- _PROBLEM TO SOLVE_
Count up the lines in the following listing that hold the word "liście", then give only that count.
### INPUT RECORDS ###
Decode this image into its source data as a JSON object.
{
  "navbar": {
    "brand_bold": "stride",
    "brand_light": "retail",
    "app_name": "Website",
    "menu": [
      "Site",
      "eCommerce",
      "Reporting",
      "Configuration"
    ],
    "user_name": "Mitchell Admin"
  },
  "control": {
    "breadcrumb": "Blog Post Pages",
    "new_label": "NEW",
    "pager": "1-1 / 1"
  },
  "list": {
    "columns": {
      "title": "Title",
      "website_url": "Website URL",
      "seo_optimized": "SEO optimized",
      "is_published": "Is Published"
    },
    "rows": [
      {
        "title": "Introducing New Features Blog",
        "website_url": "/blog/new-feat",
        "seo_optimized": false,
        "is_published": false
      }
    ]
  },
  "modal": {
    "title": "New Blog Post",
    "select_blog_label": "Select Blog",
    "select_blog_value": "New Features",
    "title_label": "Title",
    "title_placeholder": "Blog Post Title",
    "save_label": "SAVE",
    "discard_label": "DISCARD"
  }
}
###
### INPUT RECORDS ###
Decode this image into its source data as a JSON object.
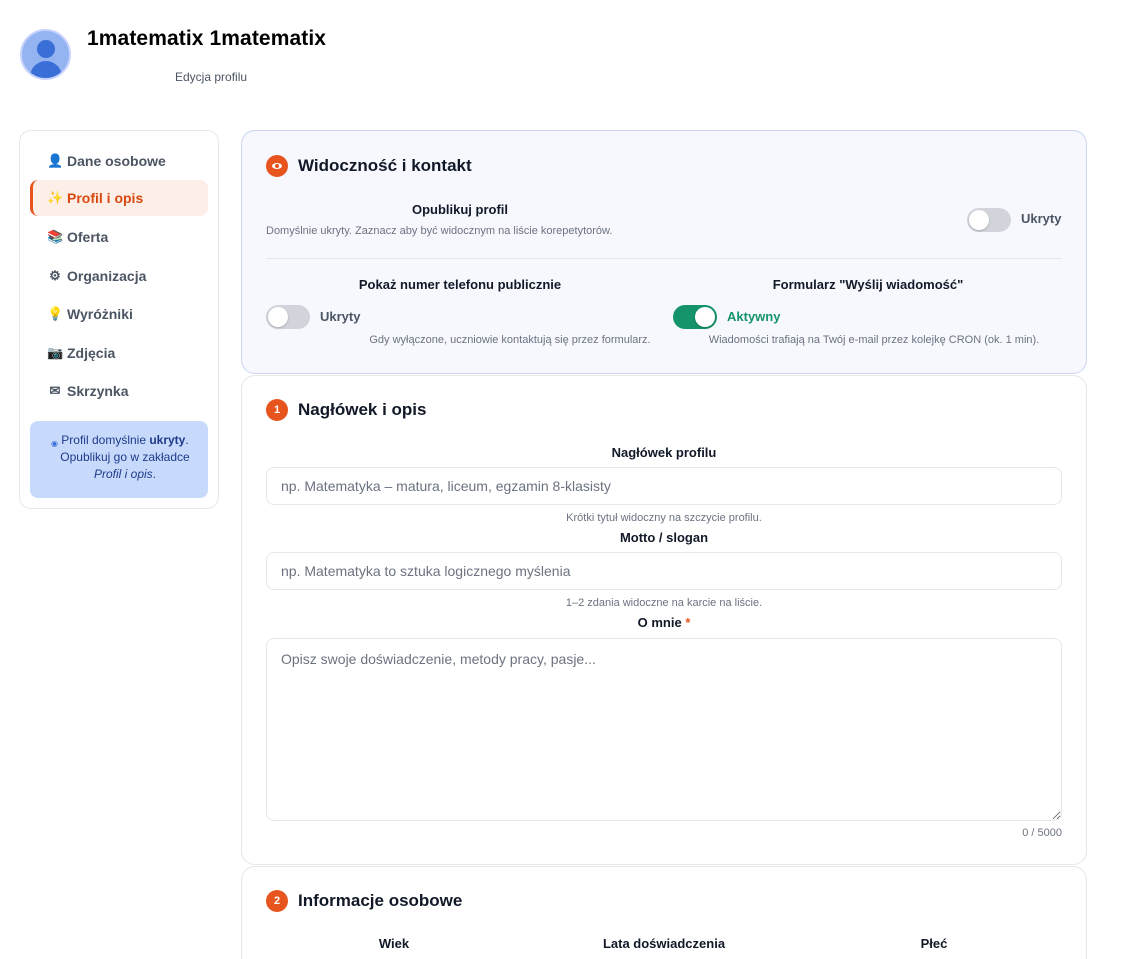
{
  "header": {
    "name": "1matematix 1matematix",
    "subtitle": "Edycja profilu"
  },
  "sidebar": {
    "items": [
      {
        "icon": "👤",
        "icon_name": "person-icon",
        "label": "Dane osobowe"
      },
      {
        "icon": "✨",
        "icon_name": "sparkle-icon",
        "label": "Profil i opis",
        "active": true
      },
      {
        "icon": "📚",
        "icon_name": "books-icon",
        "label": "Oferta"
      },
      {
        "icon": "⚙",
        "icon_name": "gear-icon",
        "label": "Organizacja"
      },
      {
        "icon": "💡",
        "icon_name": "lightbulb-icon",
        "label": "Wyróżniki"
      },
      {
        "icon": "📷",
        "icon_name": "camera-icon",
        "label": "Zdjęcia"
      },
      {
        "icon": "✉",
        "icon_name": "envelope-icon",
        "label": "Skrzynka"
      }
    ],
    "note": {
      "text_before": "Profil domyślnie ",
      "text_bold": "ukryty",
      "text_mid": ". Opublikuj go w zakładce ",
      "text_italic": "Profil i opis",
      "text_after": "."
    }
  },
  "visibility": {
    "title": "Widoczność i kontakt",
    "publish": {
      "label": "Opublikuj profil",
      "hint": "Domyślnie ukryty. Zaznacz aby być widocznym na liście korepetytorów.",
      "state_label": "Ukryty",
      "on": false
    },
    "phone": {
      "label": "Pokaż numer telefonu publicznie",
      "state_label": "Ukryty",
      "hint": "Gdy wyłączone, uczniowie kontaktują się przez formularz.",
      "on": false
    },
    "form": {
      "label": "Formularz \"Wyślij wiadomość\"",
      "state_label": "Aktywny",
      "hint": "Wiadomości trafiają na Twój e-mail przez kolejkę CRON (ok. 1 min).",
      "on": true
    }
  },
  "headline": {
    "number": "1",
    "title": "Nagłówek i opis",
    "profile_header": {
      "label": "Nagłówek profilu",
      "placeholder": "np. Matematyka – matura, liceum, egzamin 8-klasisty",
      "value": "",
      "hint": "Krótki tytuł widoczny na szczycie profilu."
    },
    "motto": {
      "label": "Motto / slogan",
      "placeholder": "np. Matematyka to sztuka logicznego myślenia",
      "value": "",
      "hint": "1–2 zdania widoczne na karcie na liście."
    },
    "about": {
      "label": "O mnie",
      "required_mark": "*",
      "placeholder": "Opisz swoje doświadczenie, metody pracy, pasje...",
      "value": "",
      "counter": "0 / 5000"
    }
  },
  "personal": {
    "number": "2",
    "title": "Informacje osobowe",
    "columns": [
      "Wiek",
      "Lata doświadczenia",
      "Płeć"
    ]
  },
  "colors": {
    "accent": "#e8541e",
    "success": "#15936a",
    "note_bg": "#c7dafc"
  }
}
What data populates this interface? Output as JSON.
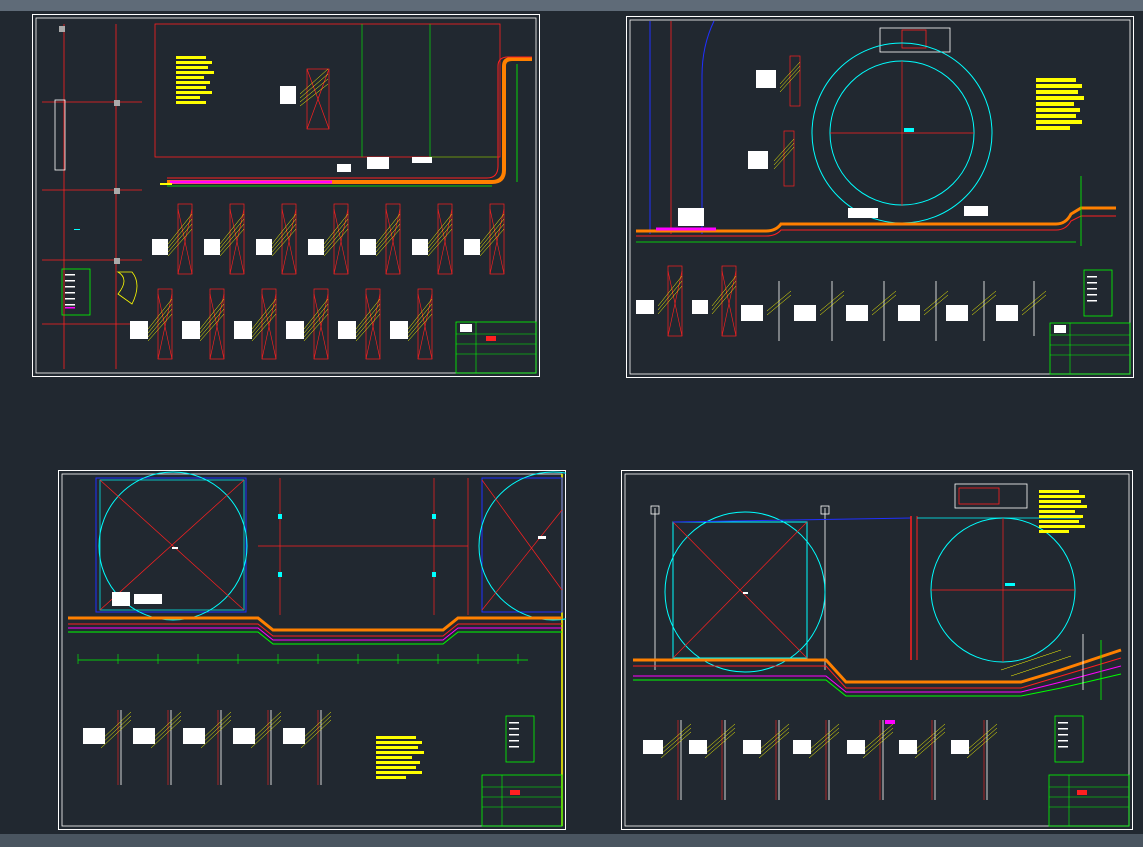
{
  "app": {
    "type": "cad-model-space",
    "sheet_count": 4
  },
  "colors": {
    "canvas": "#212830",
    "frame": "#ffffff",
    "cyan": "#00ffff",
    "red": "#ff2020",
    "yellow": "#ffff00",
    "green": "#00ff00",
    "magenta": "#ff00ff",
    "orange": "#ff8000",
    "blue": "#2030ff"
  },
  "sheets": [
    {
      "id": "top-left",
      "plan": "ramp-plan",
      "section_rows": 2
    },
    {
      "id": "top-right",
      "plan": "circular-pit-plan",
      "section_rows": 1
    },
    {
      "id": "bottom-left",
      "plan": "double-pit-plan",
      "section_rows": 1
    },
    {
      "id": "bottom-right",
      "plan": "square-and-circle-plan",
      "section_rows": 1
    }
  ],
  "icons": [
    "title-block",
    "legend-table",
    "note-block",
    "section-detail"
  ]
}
###
- _FULL ANSWER_
2